Task requirements: Wherever the word "willing" appears in a line, copy that line.

==== Extracted material ====

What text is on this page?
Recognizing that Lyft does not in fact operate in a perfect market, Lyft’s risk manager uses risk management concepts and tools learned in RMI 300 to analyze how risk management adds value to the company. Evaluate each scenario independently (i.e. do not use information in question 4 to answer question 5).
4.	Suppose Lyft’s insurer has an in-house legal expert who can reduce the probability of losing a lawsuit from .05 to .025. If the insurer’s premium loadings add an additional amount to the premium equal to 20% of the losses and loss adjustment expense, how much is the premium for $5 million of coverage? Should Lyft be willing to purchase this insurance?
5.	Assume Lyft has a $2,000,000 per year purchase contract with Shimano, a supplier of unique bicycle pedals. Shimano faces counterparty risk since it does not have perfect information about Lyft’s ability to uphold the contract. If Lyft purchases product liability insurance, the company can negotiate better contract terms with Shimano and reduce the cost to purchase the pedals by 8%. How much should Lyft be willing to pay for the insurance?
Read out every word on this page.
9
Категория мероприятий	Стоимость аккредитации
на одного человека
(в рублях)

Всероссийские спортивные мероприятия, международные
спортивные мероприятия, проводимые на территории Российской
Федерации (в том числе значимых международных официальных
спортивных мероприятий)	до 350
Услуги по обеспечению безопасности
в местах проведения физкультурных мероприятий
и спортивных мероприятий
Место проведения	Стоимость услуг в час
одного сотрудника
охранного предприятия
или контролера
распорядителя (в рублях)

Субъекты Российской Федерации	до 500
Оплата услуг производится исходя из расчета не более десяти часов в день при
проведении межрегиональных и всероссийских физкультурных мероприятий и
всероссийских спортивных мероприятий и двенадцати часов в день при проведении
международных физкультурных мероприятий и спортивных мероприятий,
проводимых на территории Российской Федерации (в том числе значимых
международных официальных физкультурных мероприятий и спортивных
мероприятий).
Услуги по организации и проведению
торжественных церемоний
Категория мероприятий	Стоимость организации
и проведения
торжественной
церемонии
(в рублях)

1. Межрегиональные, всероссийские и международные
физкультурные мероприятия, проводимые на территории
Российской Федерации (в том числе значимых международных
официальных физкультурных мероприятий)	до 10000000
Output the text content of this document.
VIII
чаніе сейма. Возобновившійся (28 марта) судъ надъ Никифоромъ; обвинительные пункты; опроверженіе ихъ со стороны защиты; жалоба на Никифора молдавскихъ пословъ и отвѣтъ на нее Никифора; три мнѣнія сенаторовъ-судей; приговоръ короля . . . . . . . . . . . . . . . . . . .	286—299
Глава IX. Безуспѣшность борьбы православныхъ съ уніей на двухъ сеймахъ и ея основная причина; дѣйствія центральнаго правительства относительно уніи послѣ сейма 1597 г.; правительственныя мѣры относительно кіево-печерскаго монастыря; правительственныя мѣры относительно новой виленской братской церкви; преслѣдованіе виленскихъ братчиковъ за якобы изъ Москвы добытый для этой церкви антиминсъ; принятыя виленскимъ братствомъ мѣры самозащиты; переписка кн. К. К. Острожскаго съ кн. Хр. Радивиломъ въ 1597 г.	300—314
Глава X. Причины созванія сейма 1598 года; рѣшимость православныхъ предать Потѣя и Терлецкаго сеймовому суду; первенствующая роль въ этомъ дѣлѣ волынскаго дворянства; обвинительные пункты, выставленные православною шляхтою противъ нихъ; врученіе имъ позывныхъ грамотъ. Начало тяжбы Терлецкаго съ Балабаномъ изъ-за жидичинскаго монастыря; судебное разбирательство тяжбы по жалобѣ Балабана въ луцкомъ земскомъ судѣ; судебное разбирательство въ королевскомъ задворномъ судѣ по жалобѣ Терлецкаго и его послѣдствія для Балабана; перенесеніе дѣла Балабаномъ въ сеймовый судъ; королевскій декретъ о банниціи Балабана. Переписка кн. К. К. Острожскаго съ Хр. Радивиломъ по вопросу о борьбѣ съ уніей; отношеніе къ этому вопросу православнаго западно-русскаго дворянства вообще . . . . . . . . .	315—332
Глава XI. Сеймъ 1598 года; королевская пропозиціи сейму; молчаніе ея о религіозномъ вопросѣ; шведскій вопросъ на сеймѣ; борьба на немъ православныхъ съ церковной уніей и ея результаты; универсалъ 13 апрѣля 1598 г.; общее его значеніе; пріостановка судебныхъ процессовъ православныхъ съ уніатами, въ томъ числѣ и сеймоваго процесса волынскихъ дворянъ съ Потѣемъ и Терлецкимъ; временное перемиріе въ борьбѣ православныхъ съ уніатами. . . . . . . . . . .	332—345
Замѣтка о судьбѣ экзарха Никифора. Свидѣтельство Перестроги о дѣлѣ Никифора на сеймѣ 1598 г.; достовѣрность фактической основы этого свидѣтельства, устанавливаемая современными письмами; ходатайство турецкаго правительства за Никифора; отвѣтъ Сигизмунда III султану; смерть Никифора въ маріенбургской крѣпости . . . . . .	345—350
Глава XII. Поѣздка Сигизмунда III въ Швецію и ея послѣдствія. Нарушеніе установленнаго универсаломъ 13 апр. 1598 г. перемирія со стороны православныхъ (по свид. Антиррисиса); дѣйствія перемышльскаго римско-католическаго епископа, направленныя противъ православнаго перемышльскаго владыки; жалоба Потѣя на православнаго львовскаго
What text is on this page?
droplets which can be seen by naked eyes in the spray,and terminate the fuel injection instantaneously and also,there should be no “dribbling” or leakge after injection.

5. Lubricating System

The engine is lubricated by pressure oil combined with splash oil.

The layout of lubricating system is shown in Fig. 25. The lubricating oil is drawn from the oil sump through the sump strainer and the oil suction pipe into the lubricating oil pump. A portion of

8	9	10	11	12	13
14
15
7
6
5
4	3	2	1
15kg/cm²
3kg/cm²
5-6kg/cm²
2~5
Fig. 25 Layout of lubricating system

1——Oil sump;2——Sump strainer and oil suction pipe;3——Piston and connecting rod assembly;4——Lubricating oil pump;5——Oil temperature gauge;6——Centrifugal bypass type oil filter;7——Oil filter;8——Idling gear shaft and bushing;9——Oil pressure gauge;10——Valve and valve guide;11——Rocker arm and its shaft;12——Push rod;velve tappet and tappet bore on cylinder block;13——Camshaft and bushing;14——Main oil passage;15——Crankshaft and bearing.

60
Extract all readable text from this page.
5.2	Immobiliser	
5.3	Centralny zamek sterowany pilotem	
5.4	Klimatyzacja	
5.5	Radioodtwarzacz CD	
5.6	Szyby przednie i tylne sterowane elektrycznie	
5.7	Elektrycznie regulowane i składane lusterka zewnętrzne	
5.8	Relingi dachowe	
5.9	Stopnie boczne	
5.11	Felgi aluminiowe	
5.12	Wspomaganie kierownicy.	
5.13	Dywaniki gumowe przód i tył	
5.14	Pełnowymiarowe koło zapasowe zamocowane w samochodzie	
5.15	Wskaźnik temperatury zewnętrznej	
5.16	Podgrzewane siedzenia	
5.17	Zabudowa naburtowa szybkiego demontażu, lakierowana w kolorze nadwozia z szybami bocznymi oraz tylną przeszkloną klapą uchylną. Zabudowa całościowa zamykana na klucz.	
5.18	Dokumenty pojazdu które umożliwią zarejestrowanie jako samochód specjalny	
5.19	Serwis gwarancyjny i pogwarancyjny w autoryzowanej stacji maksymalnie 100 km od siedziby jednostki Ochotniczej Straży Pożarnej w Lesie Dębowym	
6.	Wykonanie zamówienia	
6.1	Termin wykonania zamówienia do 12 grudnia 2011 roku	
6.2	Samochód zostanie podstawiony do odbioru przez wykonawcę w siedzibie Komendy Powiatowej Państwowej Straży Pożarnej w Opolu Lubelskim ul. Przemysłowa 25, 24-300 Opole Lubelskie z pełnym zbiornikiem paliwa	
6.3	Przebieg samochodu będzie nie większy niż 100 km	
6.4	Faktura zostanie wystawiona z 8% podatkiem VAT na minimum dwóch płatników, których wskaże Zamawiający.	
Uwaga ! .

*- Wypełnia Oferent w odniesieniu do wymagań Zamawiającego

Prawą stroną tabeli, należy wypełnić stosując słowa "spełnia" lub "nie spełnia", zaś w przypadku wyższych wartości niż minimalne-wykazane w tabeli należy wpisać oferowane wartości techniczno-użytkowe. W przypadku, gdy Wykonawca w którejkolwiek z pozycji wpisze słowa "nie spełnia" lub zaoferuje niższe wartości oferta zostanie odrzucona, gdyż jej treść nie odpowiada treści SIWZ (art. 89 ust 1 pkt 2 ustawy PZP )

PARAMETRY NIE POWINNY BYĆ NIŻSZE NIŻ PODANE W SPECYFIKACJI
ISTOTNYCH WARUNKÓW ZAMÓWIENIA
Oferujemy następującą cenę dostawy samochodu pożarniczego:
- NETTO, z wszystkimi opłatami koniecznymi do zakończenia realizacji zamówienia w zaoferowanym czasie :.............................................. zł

====

Full solution:
4.	Suppose Lyft’s insurer has an in-house legal expert who can reduce the probability of losing a lawsuit from .05 to .025. If the insurer’s premium loadings add an additional amount to the premium equal to 20% of the losses and loss adjustment expense, how much is the premium for $5 million of coverage? Should Lyft be willing to purchase this insurance?
5.	Assume Lyft has a $2,000,000 per year purchase contract with Shimano, a supplier of unique bicycle pedals. Shimano faces counterparty risk since it does not have perfect information about Lyft’s ability to uphold the contract. If Lyft purchases product liability insurance, the company can negotiate better contract terms with Shimano and reduce the cost to purchase the pedals by 8%. How much should Lyft be willing to pay for the insurance?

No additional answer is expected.